Task statement: Report each line of the data that includes the word "structured".

Records about charts and figures
■ ■ ■ ■ ■

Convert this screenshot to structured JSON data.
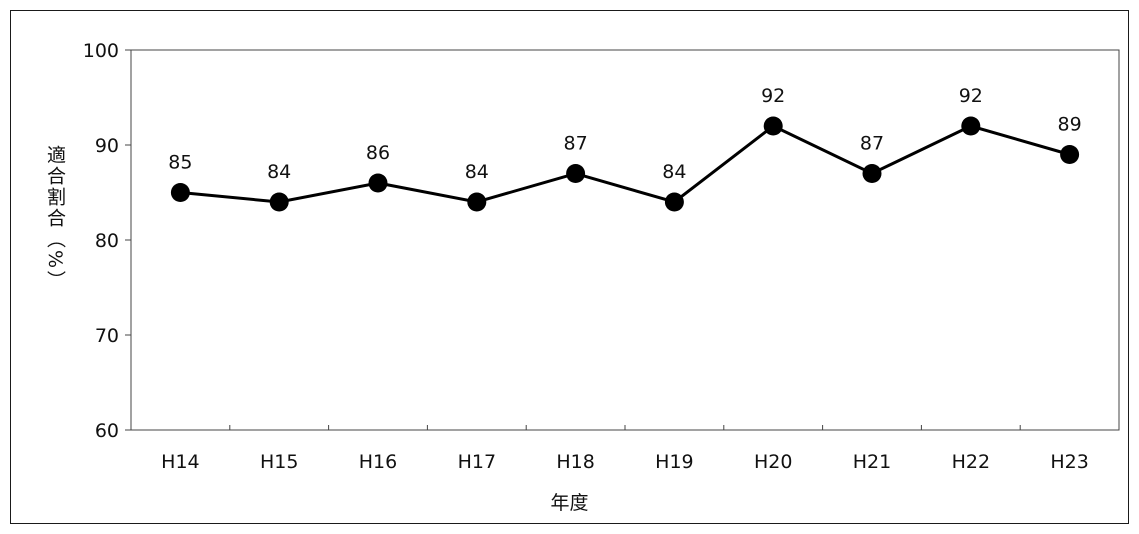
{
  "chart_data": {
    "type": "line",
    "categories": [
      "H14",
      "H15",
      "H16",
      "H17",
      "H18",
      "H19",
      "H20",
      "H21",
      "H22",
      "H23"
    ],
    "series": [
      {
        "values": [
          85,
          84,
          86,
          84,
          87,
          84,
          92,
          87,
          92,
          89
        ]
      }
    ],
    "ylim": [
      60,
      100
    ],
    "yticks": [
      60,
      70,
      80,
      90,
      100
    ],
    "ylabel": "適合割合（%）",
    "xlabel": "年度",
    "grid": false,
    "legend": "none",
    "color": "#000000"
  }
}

■ ■ ■ ■ ■

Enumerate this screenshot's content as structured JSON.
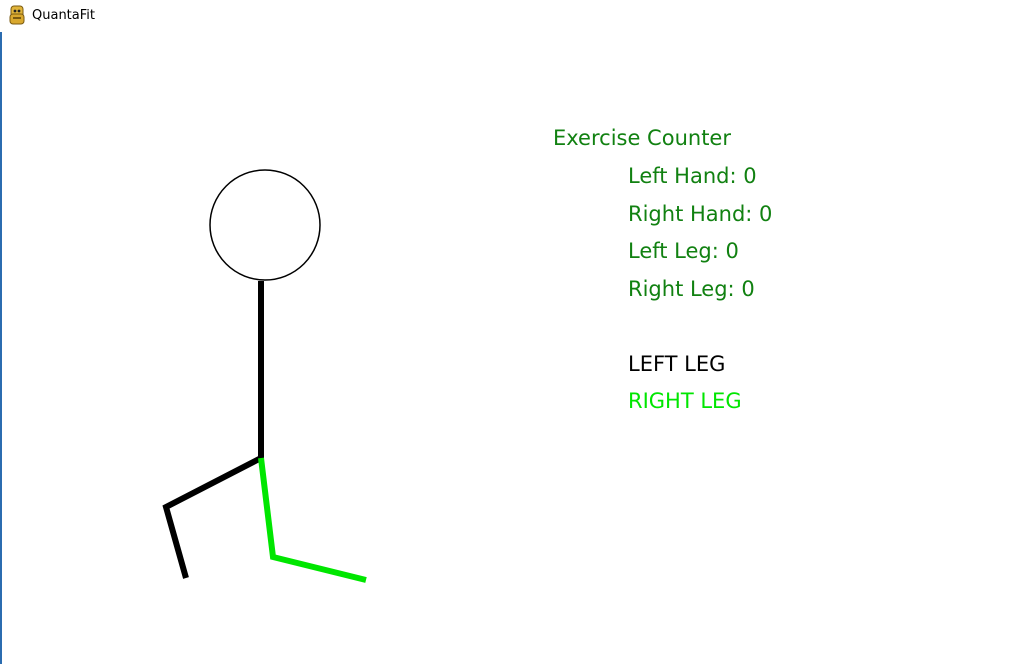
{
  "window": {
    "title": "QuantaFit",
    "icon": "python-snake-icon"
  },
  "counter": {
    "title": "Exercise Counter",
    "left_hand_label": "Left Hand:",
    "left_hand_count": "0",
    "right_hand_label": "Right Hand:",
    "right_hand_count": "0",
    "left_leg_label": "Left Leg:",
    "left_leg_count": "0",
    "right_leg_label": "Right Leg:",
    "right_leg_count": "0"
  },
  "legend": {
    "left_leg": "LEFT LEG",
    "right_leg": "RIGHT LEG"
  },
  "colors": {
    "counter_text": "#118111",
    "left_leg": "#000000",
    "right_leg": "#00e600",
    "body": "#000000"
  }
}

■ ■ ■ ■ ■

Response:
Convert this screenshot to structured JSON data.
Enumerate this screenshot's content as structured JSON.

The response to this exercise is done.